• EXTRACT:

:::::

The Greater Silver Spring Chamber of Commerce has joined a coalition of businesses and organizations to oppose any attempt to implement a tax on digital ad revenues in the 2021 Maryland General Assembly.
“We opposed this last year in the General Assembly because we felt that, as they had said, it would be a tax not just on the people accepting advertising but also on small businesses,” said Jane Redicker, GSSCC president and CEO.
“We have a lot of businesses, [and] we have a lot of nonprofits now, that are doing advertising on Facebook and Google because it’s well priced at this point in time,” she added. “Those folks are not going to absorb the cost of the tax. It’s going to be passed along to small businesses and to our nonprofits.”
House Bill 732, introduced by Dels. Eric Luedkte and Joseline Peña-Melnyk of the Montgomery County delegation, was passed late in the session as legislators looked to find new ways to fund education. It was part of a package of measures that included taxes on electronic smoking devices and tobacco products.
The bill would impose a tax rate of 2.5–10% on gross digital ad revenues, depending on the amount of annual global revenues collected, beginning at $100 million.

:::::

Data extracted from a collection:

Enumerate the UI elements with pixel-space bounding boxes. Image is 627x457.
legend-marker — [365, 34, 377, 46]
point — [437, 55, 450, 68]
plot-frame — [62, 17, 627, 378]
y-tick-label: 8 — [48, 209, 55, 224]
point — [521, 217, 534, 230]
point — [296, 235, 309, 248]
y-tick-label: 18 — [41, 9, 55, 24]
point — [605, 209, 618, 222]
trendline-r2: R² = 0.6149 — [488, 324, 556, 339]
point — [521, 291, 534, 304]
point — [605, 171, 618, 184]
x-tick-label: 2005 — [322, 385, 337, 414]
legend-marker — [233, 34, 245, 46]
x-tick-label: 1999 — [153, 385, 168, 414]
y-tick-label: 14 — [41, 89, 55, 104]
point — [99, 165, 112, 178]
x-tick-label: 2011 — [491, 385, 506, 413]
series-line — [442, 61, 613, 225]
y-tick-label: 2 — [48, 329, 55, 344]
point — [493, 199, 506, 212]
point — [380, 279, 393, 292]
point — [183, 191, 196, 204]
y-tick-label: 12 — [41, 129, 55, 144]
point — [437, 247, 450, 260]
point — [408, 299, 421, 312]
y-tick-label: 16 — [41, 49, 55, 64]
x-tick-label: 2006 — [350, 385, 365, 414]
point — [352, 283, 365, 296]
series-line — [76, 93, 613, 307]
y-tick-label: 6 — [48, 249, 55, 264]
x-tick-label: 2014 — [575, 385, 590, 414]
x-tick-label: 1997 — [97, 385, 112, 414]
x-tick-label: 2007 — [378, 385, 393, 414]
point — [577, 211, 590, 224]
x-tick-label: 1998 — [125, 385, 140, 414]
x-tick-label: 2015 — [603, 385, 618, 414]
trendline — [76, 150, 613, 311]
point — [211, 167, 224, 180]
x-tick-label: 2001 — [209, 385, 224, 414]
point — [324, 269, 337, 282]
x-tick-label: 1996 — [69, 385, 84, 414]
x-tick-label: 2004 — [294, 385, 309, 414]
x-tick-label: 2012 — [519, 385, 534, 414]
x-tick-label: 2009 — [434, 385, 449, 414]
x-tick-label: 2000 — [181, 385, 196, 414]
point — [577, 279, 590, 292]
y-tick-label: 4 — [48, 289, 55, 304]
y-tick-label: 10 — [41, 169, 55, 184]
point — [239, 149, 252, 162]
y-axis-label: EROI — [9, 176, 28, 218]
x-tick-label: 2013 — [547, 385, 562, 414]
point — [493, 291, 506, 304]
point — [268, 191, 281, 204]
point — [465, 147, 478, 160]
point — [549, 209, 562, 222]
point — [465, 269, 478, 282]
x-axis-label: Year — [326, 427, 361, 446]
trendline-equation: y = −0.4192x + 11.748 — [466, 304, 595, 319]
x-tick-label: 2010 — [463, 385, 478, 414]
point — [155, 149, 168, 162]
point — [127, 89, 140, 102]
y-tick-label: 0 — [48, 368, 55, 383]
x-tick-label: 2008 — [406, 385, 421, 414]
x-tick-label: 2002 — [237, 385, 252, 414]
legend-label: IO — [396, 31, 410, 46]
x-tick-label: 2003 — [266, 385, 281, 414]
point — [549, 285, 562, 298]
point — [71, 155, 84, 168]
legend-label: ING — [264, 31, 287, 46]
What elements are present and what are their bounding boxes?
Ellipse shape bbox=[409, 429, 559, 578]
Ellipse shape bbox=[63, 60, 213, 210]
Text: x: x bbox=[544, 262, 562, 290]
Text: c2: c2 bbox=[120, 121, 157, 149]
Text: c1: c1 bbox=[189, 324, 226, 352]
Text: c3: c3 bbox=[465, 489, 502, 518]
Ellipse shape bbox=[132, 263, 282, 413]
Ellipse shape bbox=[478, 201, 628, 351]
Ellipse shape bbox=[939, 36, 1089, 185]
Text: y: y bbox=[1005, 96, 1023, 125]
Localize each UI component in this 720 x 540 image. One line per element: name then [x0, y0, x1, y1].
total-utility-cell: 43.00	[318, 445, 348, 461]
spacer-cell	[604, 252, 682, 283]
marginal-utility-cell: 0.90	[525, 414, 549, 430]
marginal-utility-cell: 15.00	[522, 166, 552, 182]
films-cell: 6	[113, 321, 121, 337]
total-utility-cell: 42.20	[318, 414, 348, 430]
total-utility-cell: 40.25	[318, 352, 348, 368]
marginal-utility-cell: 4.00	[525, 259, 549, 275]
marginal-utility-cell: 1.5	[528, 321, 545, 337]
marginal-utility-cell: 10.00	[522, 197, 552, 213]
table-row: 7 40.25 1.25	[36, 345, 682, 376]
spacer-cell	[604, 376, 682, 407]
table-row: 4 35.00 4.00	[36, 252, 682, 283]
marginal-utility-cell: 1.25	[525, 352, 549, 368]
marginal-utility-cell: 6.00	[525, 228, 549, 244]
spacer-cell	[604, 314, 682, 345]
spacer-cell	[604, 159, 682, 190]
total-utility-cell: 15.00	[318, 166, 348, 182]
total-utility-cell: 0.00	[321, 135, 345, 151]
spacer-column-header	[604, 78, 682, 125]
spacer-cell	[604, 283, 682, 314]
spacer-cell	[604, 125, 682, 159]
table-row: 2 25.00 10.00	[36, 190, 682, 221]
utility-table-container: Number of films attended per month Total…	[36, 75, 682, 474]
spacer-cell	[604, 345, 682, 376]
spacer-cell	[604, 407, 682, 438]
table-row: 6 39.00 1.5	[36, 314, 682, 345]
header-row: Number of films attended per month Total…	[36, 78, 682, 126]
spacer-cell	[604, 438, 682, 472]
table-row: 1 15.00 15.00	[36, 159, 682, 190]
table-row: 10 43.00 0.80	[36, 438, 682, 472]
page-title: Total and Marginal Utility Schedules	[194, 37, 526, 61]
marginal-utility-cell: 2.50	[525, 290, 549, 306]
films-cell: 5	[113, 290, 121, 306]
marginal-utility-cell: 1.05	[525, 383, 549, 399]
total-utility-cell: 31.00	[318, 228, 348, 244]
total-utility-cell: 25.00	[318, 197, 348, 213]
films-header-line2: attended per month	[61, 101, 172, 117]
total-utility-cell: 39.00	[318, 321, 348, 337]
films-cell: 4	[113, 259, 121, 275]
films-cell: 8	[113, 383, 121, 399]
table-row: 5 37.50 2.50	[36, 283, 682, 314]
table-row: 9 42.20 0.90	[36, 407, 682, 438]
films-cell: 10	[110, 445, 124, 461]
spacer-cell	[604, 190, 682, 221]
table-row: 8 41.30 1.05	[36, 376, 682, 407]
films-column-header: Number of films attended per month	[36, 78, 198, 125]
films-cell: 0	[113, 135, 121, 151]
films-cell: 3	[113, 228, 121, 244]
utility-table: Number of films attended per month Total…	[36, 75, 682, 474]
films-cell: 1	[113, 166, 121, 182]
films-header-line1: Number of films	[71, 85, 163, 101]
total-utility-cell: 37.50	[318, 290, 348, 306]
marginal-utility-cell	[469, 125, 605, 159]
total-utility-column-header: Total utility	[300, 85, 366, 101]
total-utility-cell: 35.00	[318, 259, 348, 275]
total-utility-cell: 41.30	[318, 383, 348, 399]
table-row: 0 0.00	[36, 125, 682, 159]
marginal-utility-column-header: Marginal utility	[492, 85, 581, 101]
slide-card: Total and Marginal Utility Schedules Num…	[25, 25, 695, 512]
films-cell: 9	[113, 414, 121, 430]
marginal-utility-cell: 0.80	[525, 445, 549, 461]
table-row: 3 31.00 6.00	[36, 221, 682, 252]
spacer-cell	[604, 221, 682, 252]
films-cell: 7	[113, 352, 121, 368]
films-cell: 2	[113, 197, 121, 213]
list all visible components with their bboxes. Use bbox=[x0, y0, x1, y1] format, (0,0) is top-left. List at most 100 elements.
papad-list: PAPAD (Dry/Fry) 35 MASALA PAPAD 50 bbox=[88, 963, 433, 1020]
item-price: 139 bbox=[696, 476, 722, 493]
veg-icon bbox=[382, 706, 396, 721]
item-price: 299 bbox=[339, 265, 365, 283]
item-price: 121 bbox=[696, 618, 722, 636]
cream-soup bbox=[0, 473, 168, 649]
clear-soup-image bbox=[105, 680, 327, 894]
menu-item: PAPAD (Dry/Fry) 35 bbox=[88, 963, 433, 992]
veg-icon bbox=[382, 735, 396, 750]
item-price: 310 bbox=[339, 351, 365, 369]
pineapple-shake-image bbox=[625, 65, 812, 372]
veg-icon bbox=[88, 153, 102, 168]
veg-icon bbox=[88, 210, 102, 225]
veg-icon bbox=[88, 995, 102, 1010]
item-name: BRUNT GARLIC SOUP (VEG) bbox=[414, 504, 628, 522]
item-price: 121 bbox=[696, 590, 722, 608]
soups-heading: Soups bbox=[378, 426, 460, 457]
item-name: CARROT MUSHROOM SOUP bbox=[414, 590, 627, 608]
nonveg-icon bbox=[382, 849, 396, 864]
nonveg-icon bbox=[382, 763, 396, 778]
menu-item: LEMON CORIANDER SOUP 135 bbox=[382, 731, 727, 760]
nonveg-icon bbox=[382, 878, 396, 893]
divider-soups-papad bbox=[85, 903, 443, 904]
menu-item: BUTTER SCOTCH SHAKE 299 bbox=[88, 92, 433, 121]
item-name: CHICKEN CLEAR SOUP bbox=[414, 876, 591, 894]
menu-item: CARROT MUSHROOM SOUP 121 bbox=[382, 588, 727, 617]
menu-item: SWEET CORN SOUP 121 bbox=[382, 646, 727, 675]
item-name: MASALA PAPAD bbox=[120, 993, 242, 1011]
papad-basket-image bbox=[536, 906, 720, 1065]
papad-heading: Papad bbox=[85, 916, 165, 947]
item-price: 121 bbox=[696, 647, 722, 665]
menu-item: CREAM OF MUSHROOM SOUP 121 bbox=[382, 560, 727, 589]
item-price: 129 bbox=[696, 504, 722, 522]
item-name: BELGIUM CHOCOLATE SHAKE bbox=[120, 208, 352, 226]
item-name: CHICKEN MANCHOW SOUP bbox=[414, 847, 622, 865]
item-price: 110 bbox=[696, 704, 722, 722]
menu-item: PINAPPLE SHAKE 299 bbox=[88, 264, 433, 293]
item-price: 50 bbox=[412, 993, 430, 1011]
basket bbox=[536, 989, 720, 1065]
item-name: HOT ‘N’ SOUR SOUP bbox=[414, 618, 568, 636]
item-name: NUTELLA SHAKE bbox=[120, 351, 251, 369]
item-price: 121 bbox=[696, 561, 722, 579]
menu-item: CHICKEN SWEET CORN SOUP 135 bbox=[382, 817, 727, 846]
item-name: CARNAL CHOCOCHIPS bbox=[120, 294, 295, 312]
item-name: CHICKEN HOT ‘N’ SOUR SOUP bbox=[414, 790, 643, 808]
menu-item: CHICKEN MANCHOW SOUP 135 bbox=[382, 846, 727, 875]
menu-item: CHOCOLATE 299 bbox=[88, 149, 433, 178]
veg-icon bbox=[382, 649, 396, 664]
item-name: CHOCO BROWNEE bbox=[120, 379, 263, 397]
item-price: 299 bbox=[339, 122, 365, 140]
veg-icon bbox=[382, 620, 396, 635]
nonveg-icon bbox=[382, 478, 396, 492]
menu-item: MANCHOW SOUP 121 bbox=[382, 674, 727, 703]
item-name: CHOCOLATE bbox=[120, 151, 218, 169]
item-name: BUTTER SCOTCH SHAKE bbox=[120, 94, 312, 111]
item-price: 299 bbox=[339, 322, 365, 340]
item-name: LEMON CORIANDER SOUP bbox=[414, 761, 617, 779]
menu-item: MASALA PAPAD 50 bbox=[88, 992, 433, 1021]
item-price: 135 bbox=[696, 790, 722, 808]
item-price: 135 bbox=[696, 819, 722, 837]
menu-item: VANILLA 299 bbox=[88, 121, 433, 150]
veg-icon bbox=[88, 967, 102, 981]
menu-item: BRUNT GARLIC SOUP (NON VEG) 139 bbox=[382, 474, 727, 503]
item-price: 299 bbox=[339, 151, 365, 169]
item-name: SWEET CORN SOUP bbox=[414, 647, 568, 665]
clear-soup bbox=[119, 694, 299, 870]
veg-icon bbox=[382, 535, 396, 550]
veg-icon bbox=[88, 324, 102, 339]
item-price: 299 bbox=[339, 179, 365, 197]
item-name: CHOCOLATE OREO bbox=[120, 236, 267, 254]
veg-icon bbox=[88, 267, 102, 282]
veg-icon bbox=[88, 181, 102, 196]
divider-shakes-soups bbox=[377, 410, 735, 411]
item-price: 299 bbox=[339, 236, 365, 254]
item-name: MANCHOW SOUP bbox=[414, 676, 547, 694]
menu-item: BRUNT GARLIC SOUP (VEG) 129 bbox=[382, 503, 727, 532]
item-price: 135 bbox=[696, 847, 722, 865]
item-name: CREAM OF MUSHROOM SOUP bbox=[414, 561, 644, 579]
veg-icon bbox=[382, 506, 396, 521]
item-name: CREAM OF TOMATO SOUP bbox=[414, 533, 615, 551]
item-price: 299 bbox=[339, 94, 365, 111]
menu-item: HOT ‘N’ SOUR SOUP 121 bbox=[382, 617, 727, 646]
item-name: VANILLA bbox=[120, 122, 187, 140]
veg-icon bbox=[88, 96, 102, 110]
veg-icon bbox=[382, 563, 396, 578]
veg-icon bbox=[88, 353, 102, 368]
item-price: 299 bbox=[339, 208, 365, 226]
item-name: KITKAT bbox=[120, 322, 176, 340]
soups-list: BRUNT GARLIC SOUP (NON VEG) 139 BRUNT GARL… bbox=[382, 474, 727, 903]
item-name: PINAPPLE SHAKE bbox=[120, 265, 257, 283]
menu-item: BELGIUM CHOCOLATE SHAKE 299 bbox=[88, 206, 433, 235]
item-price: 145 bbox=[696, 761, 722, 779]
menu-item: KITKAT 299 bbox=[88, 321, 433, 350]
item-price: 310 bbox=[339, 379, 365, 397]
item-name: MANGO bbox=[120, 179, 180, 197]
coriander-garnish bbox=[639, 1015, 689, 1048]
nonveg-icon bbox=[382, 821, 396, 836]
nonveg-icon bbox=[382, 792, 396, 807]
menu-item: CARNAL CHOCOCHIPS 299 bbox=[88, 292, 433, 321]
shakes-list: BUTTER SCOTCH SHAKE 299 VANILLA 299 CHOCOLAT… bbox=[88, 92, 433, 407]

:::::

• WORK INSTRUCTIONS:
1 > Who are all the people named in the digital ad tax article above?
2 > Extract the passage of the digital ad tax article starting at "House Bill 732, introduced" and ending at "and tobacco products.".
3 > Continue the digital ad tax article from the point where it stops.

• OUTPUTS IN ORDER:
1 > Jane Redicker, Eric Luedkte, Joseline Peña-Melnyk

2 >
House Bill 732, introduced by Dels. Eric Luedkte and Joseline Peña-Melnyk of the Montgomery County delegation, was passed late in the session as legislators looked to find new ways to fund education. It was part of a package of measures that included taxes on electronic smoking devices and tobacco products.

3 >
The nonpartisan Maryland Department of Legislative Services estimated the tax on digital ad revenues would raise about $250 million for the state, and that the effect on small businesses would be “meaningful.”
The Tax Foundation then estimated that about $135 million would be passed along to consumers in the form of higher costs for goods and services. In addition, the tax would likely violate federal law by imposing “discriminatory taxes on electronic commerce and case serious challenges under the Dormant Clause of the U.S Constitution.”
Gov. Larry Hogan then vetoed the bill, among other tax measures, on May 7, writing, “These misguided bills would raise taxes and fees on Marylanders at a time when many are already out of work and financially struggling. With our state in the midst of a global pandemic and economic crash, and just beginning on our road to recovery, it would be unconscionable to raise taxes and fees now.”
The GSCCC was asked about a month ago to join the Marylanders for Tax Fairness coalition. The group was announced after the election in anticipation of an attempt to override the veto. Coalition members include other chambers of commerce, local retailers and service businesses, and associations of advertisers and marketers from around the state.
The group has launched an online petition to support the governor’s veto.
Redicker said the coalition is too new for the organization to have had a chance assess where the General Assembly might come down on the override vote. If implemented, Maryland would be the only state in the union to impose such a tax.
The GSSCC plans to hold a virtual preview of the 2021 General Assembly for members with leaders of the Montgomery County delegation on Dec. 4.